+++ Record set +++

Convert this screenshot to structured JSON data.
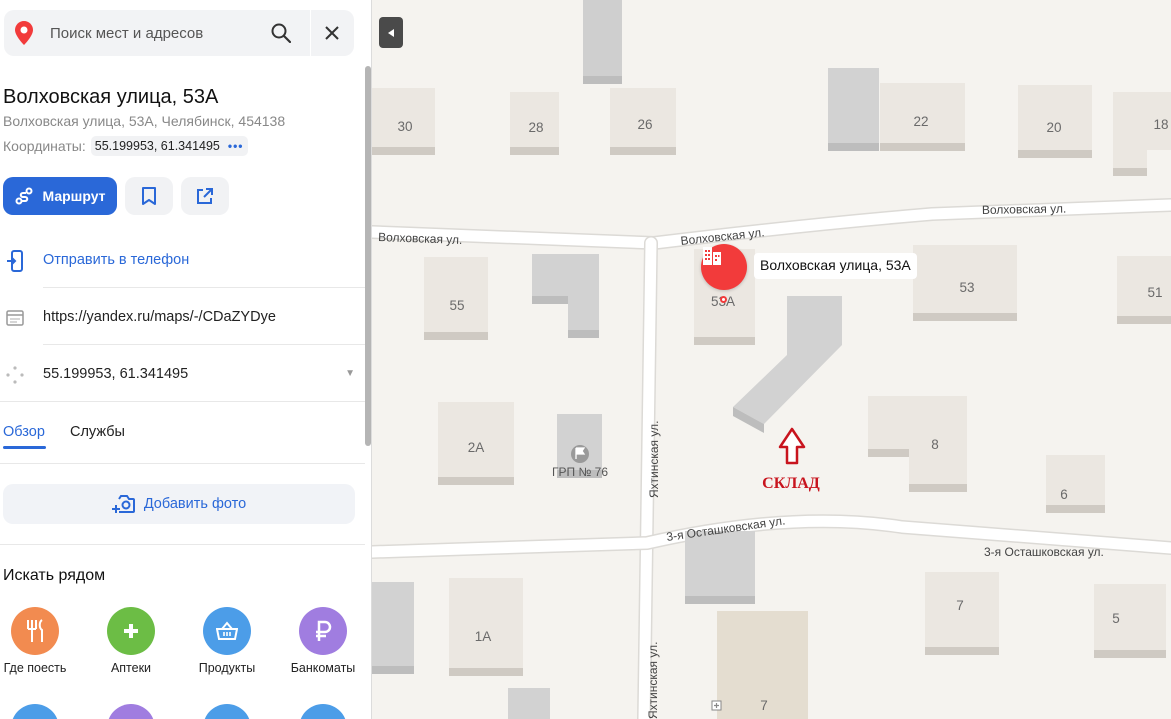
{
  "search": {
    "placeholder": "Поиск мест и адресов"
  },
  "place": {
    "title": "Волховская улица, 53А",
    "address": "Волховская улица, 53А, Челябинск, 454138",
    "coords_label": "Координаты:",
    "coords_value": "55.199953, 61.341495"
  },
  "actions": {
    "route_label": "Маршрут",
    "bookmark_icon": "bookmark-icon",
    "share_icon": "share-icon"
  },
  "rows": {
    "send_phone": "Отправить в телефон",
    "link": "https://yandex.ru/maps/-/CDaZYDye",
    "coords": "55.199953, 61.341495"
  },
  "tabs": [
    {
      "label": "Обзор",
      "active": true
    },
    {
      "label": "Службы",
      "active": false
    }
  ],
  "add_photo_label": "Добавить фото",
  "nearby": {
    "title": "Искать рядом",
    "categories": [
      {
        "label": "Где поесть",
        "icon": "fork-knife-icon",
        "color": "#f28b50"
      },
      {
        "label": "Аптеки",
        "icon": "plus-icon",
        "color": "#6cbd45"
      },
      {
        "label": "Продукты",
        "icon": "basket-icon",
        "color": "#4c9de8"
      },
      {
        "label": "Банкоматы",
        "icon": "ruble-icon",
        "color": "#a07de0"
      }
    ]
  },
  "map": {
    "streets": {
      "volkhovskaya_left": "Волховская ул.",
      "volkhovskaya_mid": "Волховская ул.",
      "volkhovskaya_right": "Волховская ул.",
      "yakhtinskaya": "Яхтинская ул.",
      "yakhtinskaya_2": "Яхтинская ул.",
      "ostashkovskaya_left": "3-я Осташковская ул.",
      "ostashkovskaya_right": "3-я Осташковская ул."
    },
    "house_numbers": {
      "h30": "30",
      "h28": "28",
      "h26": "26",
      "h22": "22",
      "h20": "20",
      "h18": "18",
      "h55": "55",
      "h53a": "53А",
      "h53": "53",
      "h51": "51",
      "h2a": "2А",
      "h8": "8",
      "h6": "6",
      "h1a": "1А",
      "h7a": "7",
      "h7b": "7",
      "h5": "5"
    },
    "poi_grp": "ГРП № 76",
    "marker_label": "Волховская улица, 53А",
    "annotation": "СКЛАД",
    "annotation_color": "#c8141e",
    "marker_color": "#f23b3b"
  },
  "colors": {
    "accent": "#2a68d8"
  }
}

+++
+++ Record set +++

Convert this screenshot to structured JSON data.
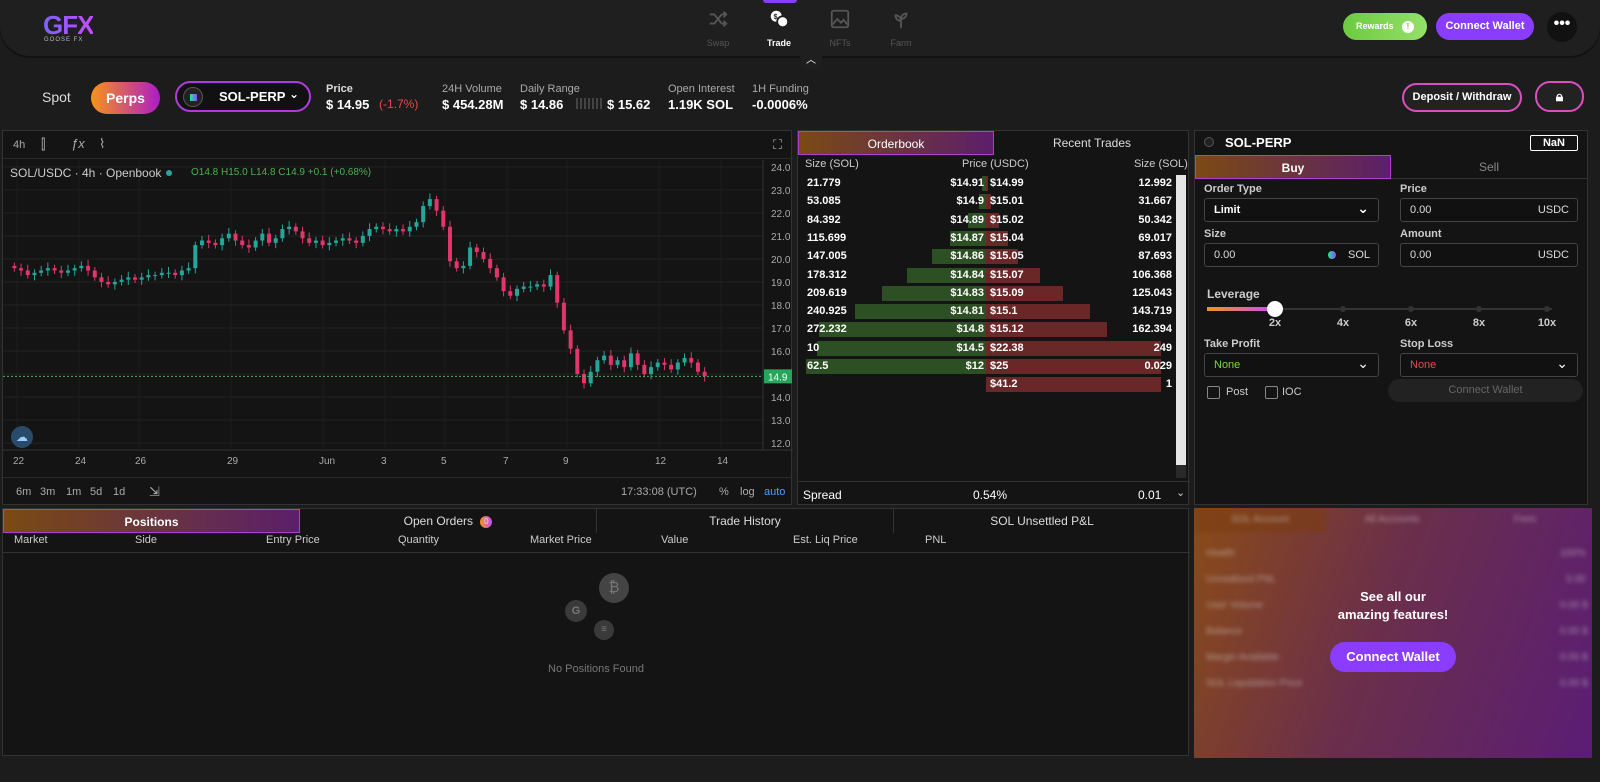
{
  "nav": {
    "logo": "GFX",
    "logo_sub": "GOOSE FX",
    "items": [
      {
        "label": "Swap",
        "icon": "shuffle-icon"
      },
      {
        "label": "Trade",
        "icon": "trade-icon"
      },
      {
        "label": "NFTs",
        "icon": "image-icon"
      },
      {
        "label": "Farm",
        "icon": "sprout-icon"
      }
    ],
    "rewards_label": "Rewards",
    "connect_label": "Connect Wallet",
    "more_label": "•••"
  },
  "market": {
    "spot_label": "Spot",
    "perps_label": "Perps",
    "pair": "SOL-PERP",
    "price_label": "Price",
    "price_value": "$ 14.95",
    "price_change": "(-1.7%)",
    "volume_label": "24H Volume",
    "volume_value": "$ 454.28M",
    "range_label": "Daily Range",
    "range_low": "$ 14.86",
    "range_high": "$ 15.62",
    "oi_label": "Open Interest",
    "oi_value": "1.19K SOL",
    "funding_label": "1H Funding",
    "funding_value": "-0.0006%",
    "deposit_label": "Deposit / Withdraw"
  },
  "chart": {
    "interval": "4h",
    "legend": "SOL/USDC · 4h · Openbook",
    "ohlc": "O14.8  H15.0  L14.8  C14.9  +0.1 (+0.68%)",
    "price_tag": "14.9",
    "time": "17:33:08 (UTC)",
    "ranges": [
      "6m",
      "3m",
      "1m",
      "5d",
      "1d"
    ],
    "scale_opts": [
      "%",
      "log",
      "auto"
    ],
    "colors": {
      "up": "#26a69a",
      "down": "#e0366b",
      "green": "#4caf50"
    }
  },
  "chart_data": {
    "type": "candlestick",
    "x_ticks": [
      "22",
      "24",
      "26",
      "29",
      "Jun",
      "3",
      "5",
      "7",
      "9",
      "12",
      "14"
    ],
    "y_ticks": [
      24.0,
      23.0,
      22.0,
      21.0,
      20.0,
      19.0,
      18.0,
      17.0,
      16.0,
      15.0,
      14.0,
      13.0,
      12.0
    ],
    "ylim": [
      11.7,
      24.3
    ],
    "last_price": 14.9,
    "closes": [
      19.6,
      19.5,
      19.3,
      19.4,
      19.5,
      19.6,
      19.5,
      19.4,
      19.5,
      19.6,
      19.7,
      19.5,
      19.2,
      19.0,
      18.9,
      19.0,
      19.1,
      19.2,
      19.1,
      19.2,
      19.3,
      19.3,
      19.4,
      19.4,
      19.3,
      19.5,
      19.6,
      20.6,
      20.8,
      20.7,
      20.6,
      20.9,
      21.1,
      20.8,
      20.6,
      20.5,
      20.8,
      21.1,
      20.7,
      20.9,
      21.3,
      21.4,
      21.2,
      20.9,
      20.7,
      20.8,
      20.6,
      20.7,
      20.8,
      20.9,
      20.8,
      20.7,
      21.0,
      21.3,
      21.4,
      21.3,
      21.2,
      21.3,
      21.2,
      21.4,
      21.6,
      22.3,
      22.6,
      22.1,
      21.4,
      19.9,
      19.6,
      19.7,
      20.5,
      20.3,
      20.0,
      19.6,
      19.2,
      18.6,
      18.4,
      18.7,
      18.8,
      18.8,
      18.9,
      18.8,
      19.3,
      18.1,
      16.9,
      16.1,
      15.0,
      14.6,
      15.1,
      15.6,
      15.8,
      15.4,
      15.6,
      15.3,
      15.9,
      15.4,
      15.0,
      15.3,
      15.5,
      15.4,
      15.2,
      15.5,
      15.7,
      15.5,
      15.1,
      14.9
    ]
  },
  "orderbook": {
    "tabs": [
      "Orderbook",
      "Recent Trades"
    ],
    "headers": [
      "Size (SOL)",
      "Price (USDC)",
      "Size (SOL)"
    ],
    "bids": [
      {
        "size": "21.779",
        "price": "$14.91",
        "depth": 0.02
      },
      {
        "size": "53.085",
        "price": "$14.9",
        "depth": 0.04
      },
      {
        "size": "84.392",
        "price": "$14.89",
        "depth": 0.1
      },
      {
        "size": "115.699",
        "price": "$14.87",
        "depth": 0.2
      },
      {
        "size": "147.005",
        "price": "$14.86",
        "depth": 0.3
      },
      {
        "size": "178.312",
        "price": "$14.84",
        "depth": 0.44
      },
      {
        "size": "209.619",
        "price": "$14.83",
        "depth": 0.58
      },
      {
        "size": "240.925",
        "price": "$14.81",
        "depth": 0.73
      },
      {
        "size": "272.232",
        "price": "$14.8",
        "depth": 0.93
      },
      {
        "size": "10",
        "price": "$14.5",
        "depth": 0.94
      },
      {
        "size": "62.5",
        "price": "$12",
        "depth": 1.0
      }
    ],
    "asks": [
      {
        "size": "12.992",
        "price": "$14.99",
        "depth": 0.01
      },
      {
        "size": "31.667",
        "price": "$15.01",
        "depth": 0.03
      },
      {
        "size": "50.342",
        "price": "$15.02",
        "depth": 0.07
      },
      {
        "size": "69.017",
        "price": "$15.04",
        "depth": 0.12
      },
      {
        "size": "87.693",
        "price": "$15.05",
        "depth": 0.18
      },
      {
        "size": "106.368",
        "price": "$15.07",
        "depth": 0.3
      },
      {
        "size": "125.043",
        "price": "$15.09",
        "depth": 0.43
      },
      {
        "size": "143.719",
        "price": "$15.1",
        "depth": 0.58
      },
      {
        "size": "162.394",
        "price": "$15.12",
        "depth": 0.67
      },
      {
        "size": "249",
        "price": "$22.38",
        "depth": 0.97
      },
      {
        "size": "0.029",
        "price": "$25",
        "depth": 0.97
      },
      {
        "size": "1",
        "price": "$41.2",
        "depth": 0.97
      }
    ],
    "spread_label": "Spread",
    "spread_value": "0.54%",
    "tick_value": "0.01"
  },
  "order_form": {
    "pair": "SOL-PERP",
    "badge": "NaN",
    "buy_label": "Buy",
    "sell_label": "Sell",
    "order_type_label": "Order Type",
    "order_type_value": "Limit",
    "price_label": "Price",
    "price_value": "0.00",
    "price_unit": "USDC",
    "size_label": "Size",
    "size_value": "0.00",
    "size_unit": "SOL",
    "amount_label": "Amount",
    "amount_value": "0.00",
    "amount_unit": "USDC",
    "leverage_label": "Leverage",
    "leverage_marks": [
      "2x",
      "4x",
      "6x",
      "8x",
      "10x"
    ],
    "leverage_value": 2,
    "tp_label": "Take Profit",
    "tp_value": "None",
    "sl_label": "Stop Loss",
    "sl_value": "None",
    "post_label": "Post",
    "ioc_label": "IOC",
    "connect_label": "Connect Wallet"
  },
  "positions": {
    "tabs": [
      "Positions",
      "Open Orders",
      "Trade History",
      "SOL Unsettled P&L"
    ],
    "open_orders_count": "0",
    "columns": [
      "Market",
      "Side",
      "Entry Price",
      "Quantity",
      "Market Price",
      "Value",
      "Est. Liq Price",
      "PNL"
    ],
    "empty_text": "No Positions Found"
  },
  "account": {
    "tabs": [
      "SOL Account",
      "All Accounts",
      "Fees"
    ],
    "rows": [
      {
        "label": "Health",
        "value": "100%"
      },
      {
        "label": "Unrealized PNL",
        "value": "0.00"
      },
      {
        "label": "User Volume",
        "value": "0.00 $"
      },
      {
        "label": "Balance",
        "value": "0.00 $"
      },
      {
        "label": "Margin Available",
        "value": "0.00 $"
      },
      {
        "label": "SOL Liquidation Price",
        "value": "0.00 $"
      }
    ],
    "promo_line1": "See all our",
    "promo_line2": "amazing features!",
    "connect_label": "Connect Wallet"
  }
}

+++
+++ Record set +++

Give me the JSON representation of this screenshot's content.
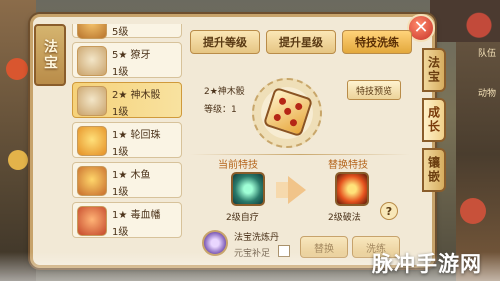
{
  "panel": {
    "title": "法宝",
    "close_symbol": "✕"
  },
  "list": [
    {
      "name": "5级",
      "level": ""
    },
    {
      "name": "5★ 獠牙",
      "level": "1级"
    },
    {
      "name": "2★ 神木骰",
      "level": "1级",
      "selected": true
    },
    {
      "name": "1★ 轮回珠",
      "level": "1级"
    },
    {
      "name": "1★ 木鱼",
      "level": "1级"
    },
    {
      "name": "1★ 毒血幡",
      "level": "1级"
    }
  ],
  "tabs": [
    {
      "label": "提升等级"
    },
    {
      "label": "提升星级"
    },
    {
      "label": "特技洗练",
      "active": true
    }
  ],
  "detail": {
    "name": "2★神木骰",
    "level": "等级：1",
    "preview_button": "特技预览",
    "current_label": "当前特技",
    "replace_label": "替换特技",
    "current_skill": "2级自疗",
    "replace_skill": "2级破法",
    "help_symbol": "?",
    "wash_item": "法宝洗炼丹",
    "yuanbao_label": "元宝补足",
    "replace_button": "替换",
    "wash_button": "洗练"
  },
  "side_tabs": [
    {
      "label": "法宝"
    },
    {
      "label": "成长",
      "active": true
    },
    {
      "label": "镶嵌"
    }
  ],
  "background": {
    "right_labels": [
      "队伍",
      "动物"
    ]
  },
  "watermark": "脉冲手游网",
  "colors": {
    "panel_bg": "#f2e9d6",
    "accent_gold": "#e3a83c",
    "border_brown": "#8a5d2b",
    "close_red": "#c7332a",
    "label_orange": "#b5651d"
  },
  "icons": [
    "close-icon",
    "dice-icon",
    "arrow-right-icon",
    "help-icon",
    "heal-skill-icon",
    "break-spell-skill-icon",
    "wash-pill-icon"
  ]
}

+++

Work to complete:
Look through the entries above and report each line where the string "Волховская" occurs.

Full answer:
    "title": "Волховская улица, 53А",
    "address": "Волховская улица, 53А, Челябинск, 454138",
      "volkhovskaya_left": "Волховская ул.",
      "volkhovskaya_mid": "Волховская ул.",
      "volkhovskaya_right": "Волховская ул.",
    "marker_label": "Волховская улица, 53А",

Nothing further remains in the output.